• **Material provided**

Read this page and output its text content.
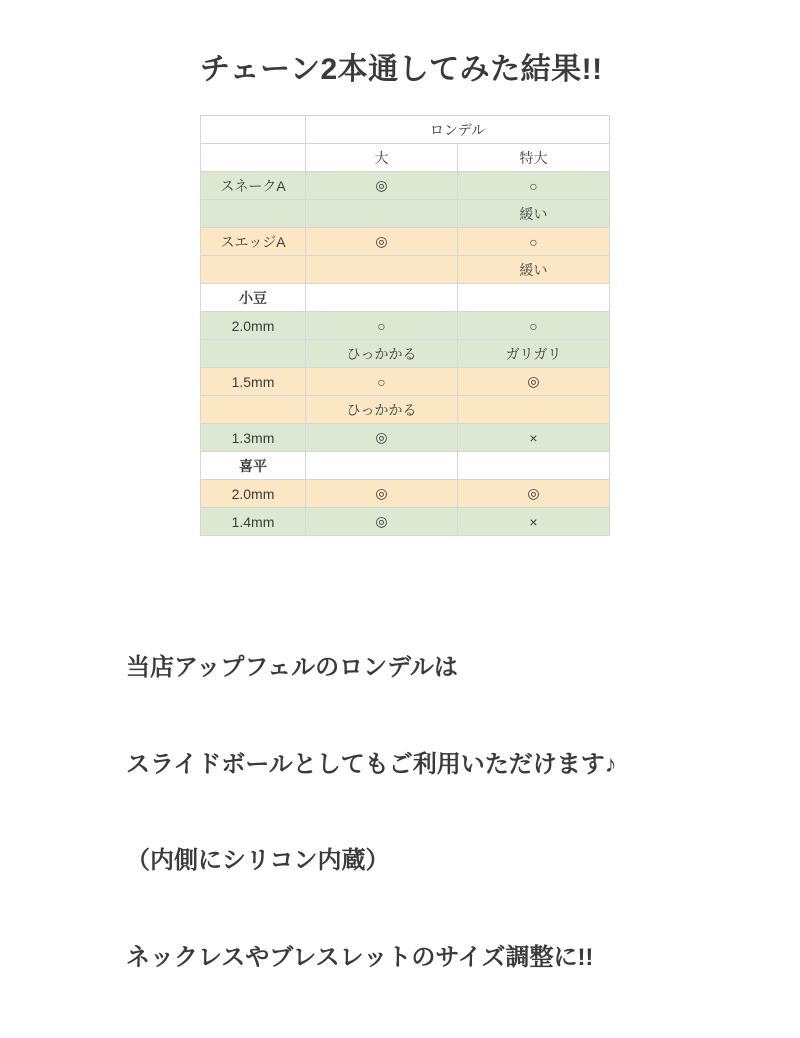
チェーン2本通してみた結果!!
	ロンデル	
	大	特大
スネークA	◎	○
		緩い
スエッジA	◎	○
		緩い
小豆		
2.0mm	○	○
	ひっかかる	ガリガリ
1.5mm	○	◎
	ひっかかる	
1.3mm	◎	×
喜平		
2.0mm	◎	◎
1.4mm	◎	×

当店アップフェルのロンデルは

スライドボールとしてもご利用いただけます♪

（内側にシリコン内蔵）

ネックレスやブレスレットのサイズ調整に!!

...

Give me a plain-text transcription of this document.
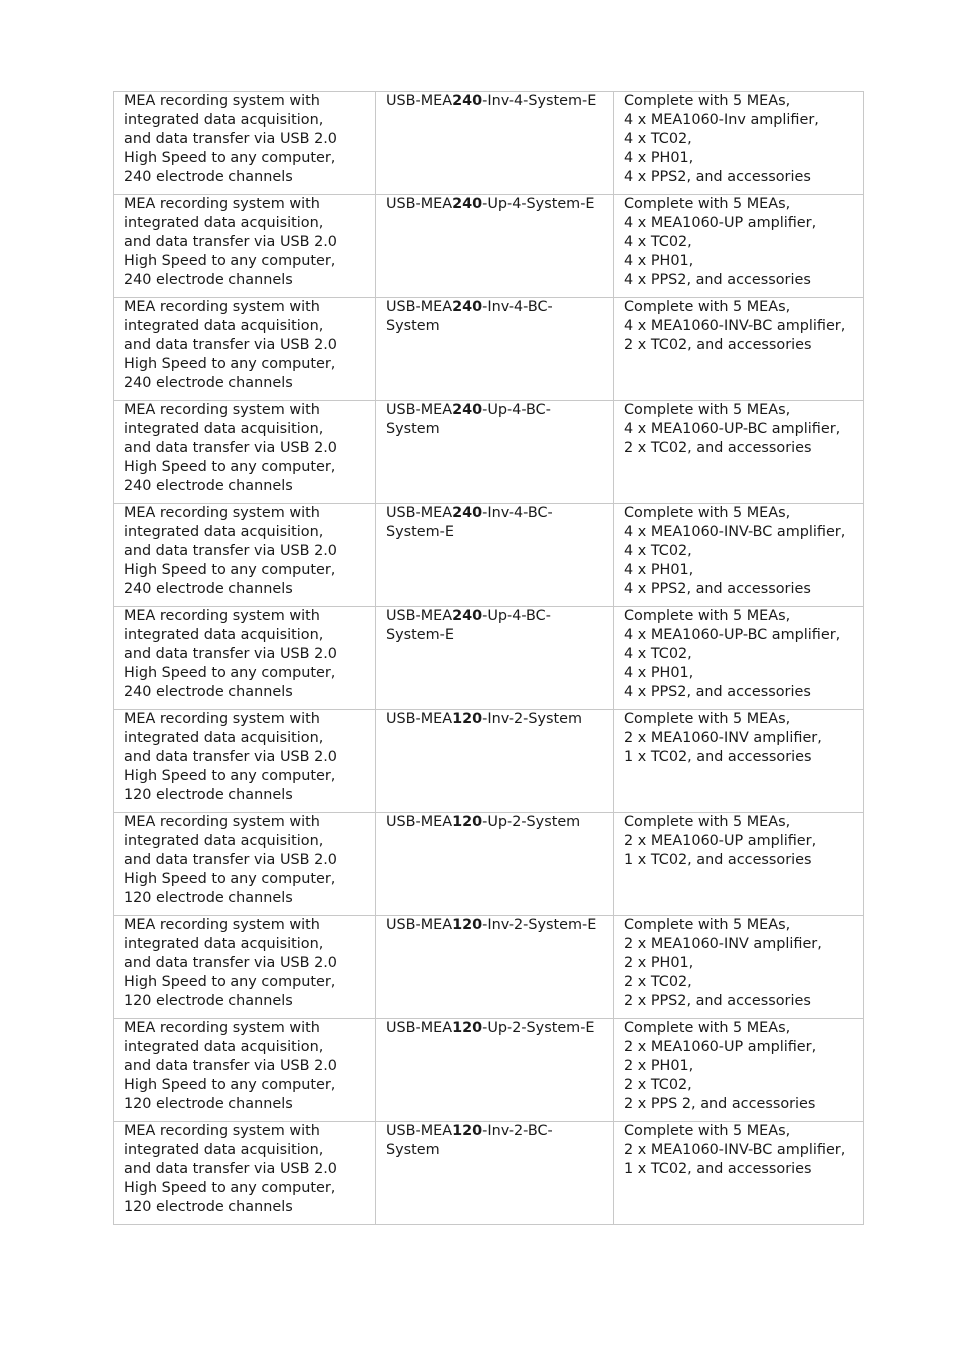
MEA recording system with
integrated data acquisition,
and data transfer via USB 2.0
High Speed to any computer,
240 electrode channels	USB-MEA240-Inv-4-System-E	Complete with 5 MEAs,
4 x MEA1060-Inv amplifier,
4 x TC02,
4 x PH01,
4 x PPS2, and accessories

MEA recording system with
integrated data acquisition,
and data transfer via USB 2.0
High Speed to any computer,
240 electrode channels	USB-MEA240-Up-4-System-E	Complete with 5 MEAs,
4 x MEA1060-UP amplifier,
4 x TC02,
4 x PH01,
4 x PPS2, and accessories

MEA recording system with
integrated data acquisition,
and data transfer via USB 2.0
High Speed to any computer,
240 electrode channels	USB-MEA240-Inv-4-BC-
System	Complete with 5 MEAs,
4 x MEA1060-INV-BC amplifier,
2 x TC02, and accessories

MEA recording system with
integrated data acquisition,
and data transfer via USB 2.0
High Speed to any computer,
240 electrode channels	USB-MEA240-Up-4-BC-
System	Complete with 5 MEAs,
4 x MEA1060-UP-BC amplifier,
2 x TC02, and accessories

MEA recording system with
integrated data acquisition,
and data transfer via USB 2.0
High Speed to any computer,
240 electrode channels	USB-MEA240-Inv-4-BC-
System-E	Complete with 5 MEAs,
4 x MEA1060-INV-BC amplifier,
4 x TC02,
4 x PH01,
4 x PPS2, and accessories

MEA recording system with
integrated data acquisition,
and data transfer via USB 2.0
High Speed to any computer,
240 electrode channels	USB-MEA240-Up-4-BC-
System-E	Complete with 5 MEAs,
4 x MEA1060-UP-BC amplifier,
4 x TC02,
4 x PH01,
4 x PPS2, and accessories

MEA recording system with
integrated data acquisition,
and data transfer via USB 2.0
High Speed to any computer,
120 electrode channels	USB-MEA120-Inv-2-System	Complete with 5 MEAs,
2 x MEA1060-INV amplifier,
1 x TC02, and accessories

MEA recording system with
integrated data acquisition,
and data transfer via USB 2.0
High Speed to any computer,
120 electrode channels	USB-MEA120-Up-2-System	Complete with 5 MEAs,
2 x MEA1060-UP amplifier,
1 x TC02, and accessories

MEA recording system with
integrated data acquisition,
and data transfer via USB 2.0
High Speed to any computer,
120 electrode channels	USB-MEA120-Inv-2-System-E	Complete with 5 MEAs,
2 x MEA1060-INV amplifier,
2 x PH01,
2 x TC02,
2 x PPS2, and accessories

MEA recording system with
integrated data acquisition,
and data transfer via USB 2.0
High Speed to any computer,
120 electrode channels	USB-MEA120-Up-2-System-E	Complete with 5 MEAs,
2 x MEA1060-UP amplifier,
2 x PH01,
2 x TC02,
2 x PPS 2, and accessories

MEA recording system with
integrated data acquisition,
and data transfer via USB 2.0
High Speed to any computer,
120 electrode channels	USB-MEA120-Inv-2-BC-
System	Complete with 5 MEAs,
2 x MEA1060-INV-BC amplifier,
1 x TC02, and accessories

• **Given request**
Copy out every line that includes the word "channels".

• **The solution**
240 electrode channels	USB-MEA240-Inv-4-System-E	Complete with 5 MEAs,
240 electrode channels	USB-MEA240-Up-4-System-E	Complete with 5 MEAs,
240 electrode channels	USB-MEA240-Inv-4-BC-
240 electrode channels	USB-MEA240-Up-4-BC-
240 electrode channels	USB-MEA240-Inv-4-BC-
240 electrode channels	USB-MEA240-Up-4-BC-
120 electrode channels	USB-MEA120-Inv-2-System	Complete with 5 MEAs,
120 electrode channels	USB-MEA120-Up-2-System	Complete with 5 MEAs,
120 electrode channels	USB-MEA120-Inv-2-System-E	Complete with 5 MEAs,
120 electrode channels	USB-MEA120-Up-2-System-E	Complete with 5 MEAs,
120 electrode channels	USB-MEA120-Inv-2-BC-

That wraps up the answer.